**What is expected:**
Copy each line of the material below that includes the string "Edit".

## begin Exercise data

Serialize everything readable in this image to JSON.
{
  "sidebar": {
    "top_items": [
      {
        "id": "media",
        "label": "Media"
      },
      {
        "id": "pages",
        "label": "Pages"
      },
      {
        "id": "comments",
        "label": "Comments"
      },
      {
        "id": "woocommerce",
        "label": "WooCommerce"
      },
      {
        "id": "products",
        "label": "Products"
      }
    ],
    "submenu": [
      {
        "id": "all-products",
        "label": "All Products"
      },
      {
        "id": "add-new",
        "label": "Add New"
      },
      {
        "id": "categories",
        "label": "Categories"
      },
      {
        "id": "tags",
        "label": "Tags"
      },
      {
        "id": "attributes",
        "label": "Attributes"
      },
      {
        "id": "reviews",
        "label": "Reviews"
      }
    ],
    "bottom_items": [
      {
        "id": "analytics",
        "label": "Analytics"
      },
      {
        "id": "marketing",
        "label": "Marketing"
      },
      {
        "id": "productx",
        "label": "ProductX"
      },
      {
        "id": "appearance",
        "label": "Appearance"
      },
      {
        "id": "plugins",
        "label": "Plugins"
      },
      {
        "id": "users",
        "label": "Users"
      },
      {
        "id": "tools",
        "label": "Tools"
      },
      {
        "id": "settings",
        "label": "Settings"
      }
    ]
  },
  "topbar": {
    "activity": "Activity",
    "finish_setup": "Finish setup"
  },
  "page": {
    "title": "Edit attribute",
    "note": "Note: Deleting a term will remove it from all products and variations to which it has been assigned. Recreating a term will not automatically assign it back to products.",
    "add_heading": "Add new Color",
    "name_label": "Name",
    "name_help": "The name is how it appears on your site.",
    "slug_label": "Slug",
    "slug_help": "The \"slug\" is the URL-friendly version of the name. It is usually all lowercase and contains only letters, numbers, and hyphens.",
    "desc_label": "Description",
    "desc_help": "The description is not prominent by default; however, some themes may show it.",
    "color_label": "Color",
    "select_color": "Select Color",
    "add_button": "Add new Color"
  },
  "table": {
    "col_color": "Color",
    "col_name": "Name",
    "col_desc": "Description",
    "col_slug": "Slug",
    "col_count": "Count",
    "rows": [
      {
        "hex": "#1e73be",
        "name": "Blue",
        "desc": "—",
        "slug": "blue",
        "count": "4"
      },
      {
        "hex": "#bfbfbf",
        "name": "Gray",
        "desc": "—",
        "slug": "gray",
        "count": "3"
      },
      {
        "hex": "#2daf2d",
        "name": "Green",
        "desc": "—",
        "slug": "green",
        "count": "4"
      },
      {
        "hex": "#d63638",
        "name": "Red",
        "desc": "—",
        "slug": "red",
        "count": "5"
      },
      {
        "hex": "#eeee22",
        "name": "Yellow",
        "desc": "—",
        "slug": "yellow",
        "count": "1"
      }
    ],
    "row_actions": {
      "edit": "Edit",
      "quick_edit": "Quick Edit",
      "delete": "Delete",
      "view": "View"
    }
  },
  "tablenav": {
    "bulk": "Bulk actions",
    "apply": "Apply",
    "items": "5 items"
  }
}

## end Exercise data

**Solution to this exercise:**
    "title": "Edit attribute",
      "edit": "Edit",
      "quick_edit": "Quick Edit",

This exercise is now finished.